(Data entries)
****************************************
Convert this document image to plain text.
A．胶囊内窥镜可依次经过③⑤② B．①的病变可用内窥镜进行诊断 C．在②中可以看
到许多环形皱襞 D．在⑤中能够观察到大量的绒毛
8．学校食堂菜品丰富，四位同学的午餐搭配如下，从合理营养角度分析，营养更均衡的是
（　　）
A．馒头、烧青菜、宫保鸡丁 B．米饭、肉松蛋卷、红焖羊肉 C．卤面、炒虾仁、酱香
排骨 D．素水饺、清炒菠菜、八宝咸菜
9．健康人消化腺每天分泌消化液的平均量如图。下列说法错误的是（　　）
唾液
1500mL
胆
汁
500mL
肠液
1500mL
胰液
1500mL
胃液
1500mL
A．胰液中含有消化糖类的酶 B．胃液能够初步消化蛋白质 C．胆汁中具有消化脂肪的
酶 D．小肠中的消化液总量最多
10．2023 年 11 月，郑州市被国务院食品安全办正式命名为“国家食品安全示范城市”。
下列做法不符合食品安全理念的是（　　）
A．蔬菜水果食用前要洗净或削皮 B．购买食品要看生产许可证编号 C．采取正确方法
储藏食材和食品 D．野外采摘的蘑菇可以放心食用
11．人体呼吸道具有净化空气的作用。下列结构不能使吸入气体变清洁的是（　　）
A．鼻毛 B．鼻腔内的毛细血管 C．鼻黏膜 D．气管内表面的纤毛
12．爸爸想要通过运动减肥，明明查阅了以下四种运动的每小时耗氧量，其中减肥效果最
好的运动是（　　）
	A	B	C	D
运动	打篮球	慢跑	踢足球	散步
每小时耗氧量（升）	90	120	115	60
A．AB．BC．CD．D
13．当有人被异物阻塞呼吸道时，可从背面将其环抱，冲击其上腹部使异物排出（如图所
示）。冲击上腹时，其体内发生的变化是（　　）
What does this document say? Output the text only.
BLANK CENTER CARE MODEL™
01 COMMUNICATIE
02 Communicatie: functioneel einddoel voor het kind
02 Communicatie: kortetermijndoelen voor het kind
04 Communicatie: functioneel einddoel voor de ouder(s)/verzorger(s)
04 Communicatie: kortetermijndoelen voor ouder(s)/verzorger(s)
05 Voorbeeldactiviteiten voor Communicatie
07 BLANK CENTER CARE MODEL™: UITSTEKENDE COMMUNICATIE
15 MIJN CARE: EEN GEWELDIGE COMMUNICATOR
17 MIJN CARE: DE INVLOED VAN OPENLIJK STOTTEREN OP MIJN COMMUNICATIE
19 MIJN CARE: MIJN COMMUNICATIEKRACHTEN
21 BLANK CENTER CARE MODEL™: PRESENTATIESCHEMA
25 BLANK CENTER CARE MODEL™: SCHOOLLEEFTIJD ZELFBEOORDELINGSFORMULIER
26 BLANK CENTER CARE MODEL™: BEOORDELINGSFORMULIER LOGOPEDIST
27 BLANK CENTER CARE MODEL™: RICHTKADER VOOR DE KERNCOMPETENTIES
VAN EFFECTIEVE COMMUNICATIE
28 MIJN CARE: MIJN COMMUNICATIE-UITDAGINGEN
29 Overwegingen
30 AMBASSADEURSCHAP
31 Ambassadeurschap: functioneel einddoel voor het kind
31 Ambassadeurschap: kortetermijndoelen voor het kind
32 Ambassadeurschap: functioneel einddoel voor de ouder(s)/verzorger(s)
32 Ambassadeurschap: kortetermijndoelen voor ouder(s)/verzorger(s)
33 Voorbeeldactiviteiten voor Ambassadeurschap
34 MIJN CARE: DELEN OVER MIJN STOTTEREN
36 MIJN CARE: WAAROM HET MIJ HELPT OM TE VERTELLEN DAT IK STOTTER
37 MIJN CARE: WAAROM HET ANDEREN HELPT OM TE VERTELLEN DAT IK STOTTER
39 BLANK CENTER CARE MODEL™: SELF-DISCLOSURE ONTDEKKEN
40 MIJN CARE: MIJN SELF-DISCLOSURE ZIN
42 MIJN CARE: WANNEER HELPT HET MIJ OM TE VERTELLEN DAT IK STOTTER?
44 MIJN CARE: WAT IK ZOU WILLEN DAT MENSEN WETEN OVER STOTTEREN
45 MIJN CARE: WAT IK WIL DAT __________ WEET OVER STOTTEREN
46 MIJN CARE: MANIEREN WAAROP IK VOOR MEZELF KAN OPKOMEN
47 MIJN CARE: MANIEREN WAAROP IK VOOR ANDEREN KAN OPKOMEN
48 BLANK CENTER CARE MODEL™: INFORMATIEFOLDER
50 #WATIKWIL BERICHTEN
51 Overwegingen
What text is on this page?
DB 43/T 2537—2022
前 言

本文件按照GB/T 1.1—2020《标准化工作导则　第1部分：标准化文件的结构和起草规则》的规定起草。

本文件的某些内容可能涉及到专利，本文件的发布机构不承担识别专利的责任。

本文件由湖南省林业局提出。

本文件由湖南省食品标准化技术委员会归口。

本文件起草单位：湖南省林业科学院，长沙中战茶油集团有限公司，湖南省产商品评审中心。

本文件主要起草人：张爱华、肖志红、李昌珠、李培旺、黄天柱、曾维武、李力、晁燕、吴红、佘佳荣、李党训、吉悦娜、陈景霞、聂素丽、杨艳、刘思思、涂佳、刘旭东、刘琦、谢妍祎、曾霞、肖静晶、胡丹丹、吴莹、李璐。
****************************************
» **Task goal**
Select and copy every line of the listing with the word "OPKOMEN".

» **Expected answer**
46 MIJN CARE: MANIEREN WAAROP IK VOOR MEZELF KAN OPKOMEN
47 MIJN CARE: MANIEREN WAAROP IK VOOR ANDEREN KAN OPKOMEN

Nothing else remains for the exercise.